— EXERCISE BRIEF —
Any picture in the data below should be skipped, while every line is repeated exactly.

(Figure record listings)
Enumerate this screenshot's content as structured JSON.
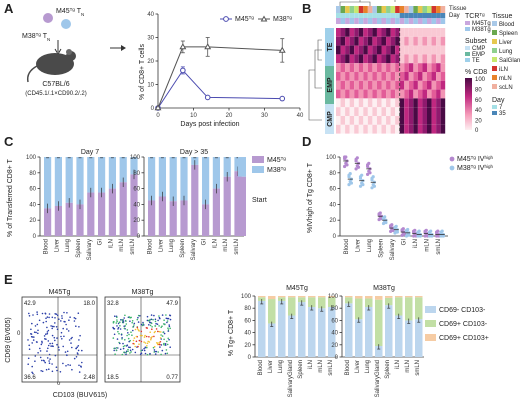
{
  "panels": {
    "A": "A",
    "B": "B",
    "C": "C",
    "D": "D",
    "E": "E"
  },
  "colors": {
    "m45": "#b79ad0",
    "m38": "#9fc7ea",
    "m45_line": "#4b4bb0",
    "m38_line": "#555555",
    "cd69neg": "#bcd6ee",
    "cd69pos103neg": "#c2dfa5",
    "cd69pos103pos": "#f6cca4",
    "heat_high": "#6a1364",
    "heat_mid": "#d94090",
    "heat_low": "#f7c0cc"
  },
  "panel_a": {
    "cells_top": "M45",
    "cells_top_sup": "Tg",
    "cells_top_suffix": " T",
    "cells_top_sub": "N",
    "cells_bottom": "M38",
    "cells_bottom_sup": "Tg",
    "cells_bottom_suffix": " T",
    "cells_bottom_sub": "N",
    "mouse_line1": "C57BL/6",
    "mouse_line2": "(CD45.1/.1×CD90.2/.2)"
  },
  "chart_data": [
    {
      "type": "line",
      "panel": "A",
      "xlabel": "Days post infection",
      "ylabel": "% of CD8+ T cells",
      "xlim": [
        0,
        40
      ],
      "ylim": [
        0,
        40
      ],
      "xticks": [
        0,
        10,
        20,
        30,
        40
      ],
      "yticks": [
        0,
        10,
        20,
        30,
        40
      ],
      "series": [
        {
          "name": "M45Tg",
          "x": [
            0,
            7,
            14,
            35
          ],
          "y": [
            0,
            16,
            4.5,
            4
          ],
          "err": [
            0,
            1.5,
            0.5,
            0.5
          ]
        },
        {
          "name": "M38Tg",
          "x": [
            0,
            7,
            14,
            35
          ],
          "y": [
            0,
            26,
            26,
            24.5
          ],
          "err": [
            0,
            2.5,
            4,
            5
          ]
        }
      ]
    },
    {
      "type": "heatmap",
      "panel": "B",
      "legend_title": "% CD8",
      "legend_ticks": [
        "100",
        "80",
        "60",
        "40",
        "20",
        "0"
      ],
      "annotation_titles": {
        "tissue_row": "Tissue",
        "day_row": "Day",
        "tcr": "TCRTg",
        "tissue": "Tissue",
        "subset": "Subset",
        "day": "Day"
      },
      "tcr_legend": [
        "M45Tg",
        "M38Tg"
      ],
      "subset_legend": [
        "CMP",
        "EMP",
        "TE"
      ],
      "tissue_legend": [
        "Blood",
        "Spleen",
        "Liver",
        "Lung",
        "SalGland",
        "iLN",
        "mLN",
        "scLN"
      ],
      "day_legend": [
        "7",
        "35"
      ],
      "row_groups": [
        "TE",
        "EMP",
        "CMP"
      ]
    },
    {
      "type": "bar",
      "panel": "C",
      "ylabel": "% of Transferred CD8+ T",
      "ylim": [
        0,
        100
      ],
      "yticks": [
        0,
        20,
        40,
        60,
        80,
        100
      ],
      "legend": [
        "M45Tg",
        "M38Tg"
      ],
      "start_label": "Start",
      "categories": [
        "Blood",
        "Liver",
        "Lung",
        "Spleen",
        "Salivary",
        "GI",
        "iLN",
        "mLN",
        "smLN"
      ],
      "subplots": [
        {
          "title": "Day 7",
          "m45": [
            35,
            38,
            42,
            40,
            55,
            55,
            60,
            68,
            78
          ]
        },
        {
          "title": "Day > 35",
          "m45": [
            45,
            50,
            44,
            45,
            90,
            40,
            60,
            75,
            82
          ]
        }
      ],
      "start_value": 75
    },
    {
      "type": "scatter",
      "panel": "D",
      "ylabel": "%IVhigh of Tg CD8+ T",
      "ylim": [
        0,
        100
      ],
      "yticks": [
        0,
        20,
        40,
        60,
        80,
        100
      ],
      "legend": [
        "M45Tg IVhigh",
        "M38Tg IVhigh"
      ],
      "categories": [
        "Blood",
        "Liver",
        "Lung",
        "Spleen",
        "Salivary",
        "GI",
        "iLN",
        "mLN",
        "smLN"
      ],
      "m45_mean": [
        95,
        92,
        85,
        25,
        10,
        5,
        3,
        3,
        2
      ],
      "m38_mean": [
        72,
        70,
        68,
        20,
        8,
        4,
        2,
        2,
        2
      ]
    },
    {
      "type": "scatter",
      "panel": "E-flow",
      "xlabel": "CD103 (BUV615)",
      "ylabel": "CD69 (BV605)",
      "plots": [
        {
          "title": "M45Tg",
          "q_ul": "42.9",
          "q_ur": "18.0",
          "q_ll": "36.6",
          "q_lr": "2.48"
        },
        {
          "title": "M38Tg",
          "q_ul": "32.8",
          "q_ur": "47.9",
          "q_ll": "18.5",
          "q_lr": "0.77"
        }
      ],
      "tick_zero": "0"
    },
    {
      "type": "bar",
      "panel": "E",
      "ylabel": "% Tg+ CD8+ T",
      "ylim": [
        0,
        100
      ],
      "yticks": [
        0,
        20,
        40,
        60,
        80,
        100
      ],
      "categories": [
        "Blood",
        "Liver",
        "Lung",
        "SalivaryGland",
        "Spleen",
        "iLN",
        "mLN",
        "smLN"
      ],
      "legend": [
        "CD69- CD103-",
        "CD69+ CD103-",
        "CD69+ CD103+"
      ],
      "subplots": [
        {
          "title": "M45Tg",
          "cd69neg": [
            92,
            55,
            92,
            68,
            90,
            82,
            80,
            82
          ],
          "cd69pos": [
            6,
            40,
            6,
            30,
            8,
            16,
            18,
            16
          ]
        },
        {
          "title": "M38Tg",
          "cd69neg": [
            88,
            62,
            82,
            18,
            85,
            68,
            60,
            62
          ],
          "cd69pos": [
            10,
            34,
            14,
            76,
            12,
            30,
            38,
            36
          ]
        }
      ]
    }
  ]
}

— ANSWER TO THIS EXERCISE —
Enumerate this screenshot's content as structured JSON.
{
  "panels": {
    "A": "A",
    "B": "B",
    "C": "C",
    "D": "D",
    "E": "E"
  },
  "colors": {
    "m45": "#b79ad0",
    "m38": "#9fc7ea",
    "m45_line": "#4b4bb0",
    "m38_line": "#555555",
    "cd69neg": "#bcd6ee",
    "cd69pos103neg": "#c2dfa5",
    "cd69pos103pos": "#f6cca4",
    "heat_high": "#6a1364",
    "heat_mid": "#d94090",
    "heat_low": "#f7c0cc"
  },
  "panel_a": {
    "cells_top": "M45",
    "cells_top_sup": "Tg",
    "cells_top_suffix": " T",
    "cells_top_sub": "N",
    "cells_bottom": "M38",
    "cells_bottom_sup": "Tg",
    "cells_bottom_suffix": " T",
    "cells_bottom_sub": "N",
    "mouse_line1": "C57BL/6",
    "mouse_line2": "(CD45.1/.1×CD90.2/.2)"
  },
  "chart_data": [
    {
      "type": "line",
      "panel": "A",
      "xlabel": "Days post infection",
      "ylabel": "% of CD8+ T cells",
      "xlim": [
        0,
        40
      ],
      "ylim": [
        0,
        40
      ],
      "xticks": [
        0,
        10,
        20,
        30,
        40
      ],
      "yticks": [
        0,
        10,
        20,
        30,
        40
      ],
      "series": [
        {
          "name": "M45Tg",
          "x": [
            0,
            7,
            14,
            35
          ],
          "y": [
            0,
            16,
            4.5,
            4
          ],
          "err": [
            0,
            1.5,
            0.5,
            0.5
          ]
        },
        {
          "name": "M38Tg",
          "x": [
            0,
            7,
            14,
            35
          ],
          "y": [
            0,
            26,
            26,
            24.5
          ],
          "err": [
            0,
            2.5,
            4,
            5
          ]
        }
      ]
    },
    {
      "type": "heatmap",
      "panel": "B",
      "legend_title": "% CD8",
      "legend_ticks": [
        "100",
        "80",
        "60",
        "40",
        "20",
        "0"
      ],
      "annotation_titles": {
        "tissue_row": "Tissue",
        "day_row": "Day",
        "tcr": "TCRTg",
        "tissue": "Tissue",
        "subset": "Subset",
        "day": "Day"
      },
      "tcr_legend": [
        "M45Tg",
        "M38Tg"
      ],
      "subset_legend": [
        "CMP",
        "EMP",
        "TE"
      ],
      "tissue_legend": [
        "Blood",
        "Spleen",
        "Liver",
        "Lung",
        "SalGland",
        "iLN",
        "mLN",
        "scLN"
      ],
      "day_legend": [
        "7",
        "35"
      ],
      "row_groups": [
        "TE",
        "EMP",
        "CMP"
      ]
    },
    {
      "type": "bar",
      "panel": "C",
      "ylabel": "% of Transferred CD8+ T",
      "ylim": [
        0,
        100
      ],
      "yticks": [
        0,
        20,
        40,
        60,
        80,
        100
      ],
      "legend": [
        "M45Tg",
        "M38Tg"
      ],
      "start_label": "Start",
      "categories": [
        "Blood",
        "Liver",
        "Lung",
        "Spleen",
        "Salivary",
        "GI",
        "iLN",
        "mLN",
        "smLN"
      ],
      "subplots": [
        {
          "title": "Day 7",
          "m45": [
            35,
            38,
            42,
            40,
            55,
            55,
            60,
            68,
            78
          ]
        },
        {
          "title": "Day > 35",
          "m45": [
            45,
            50,
            44,
            45,
            90,
            40,
            60,
            75,
            82
          ]
        }
      ],
      "start_value": 75
    },
    {
      "type": "scatter",
      "panel": "D",
      "ylabel": "%IVhigh of Tg CD8+ T",
      "ylim": [
        0,
        100
      ],
      "yticks": [
        0,
        20,
        40,
        60,
        80,
        100
      ],
      "legend": [
        "M45Tg IVhigh",
        "M38Tg IVhigh"
      ],
      "categories": [
        "Blood",
        "Liver",
        "Lung",
        "Spleen",
        "Salivary",
        "GI",
        "iLN",
        "mLN",
        "smLN"
      ],
      "m45_mean": [
        95,
        92,
        85,
        25,
        10,
        5,
        3,
        3,
        2
      ],
      "m38_mean": [
        72,
        70,
        68,
        20,
        8,
        4,
        2,
        2,
        2
      ]
    },
    {
      "type": "scatter",
      "panel": "E-flow",
      "xlabel": "CD103 (BUV615)",
      "ylabel": "CD69 (BV605)",
      "plots": [
        {
          "title": "M45Tg",
          "q_ul": "42.9",
          "q_ur": "18.0",
          "q_ll": "36.6",
          "q_lr": "2.48"
        },
        {
          "title": "M38Tg",
          "q_ul": "32.8",
          "q_ur": "47.9",
          "q_ll": "18.5",
          "q_lr": "0.77"
        }
      ],
      "tick_zero": "0"
    },
    {
      "type": "bar",
      "panel": "E",
      "ylabel": "% Tg+ CD8+ T",
      "ylim": [
        0,
        100
      ],
      "yticks": [
        0,
        20,
        40,
        60,
        80,
        100
      ],
      "categories": [
        "Blood",
        "Liver",
        "Lung",
        "SalivaryGland",
        "Spleen",
        "iLN",
        "mLN",
        "smLN"
      ],
      "legend": [
        "CD69- CD103-",
        "CD69+ CD103-",
        "CD69+ CD103+"
      ],
      "subplots": [
        {
          "title": "M45Tg",
          "cd69neg": [
            92,
            55,
            92,
            68,
            90,
            82,
            80,
            82
          ],
          "cd69pos": [
            6,
            40,
            6,
            30,
            8,
            16,
            18,
            16
          ]
        },
        {
          "title": "M38Tg",
          "cd69neg": [
            88,
            62,
            82,
            18,
            85,
            68,
            60,
            62
          ],
          "cd69pos": [
            10,
            34,
            14,
            76,
            12,
            30,
            38,
            36
          ]
        }
      ]
    }
  ]
}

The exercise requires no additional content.